(Data records)

◇ ◇ ◇ ◇

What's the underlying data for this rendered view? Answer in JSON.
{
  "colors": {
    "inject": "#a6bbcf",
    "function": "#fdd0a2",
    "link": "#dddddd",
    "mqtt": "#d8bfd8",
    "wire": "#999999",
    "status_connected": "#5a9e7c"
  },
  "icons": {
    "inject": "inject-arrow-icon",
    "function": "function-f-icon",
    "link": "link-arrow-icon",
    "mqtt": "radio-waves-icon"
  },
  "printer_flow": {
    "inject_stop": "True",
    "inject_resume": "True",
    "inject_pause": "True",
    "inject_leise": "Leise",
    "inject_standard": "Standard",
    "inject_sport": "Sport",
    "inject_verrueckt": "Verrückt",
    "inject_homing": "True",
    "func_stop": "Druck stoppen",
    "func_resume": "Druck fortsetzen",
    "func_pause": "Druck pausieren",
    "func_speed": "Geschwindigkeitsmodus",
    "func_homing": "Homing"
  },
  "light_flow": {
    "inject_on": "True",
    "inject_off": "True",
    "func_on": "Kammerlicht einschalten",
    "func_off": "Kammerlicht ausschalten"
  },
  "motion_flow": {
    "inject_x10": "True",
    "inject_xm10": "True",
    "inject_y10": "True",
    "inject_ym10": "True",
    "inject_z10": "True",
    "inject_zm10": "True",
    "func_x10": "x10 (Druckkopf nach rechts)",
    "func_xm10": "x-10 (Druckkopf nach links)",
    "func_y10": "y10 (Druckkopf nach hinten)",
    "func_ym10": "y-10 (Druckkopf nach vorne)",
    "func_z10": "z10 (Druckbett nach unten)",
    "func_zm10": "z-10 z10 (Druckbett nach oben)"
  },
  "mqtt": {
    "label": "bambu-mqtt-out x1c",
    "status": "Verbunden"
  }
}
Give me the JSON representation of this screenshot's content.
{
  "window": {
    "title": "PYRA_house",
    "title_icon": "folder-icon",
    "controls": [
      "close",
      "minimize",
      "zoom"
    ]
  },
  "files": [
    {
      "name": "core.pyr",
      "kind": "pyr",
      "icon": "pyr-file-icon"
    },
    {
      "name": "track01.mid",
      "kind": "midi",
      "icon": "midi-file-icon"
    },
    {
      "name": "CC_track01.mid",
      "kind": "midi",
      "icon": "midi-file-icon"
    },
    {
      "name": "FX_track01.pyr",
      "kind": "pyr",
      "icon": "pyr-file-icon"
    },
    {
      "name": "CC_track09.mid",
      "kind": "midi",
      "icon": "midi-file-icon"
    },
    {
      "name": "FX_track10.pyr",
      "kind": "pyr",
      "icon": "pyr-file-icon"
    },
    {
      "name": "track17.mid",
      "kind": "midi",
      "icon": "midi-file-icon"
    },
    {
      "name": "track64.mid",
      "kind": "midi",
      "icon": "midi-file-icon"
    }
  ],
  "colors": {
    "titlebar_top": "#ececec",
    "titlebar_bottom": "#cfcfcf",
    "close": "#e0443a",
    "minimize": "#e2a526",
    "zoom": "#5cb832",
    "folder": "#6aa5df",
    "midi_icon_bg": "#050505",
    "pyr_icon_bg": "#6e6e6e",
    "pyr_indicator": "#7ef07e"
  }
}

◇ ◇ ◇ ◇

* THE TASK *
Copy out the lines starting at the one containing "Give me the" and ending with the last line of the entries. Include nothing else.

* OUTPUT OF THE TASK *
Give me the JSON representation of this screenshot's content.
{
  "window": {
    "title": "PYRA_house",
    "title_icon": "folder-icon",
    "controls": [
      "close",
      "minimize",
      "zoom"
    ]
  },
  "files": [
    {
      "name": "core.pyr",
      "kind": "pyr",
      "icon": "pyr-file-icon"
    },
    {
      "name": "track01.mid",
      "kind": "midi",
      "icon": "midi-file-icon"
    },
    {
      "name": "CC_track01.mid",
      "kind": "midi",
      "icon": "midi-file-icon"
    },
    {
      "name": "FX_track01.pyr",
      "kind": "pyr",
      "icon": "pyr-file-icon"
    },
    {
      "name": "CC_track09.mid",
      "kind": "midi",
      "icon": "midi-file-icon"
    },
    {
      "name": "FX_track10.pyr",
      "kind": "pyr",
      "icon": "pyr-file-icon"
    },
    {
      "name": "track17.mid",
      "kind": "midi",
      "icon": "midi-file-icon"
    },
    {
      "name": "track64.mid",
      "kind": "midi",
      "icon": "midi-file-icon"
    }
  ],
  "colors": {
    "titlebar_top": "#ececec",
    "titlebar_bottom": "#cfcfcf",
    "close": "#e0443a",
    "minimize": "#e2a526",
    "zoom": "#5cb832",
    "folder": "#6aa5df",
    "midi_icon_bg": "#050505",
    "pyr_icon_bg": "#6e6e6e",
    "pyr_indicator": "#7ef07e"
  }
}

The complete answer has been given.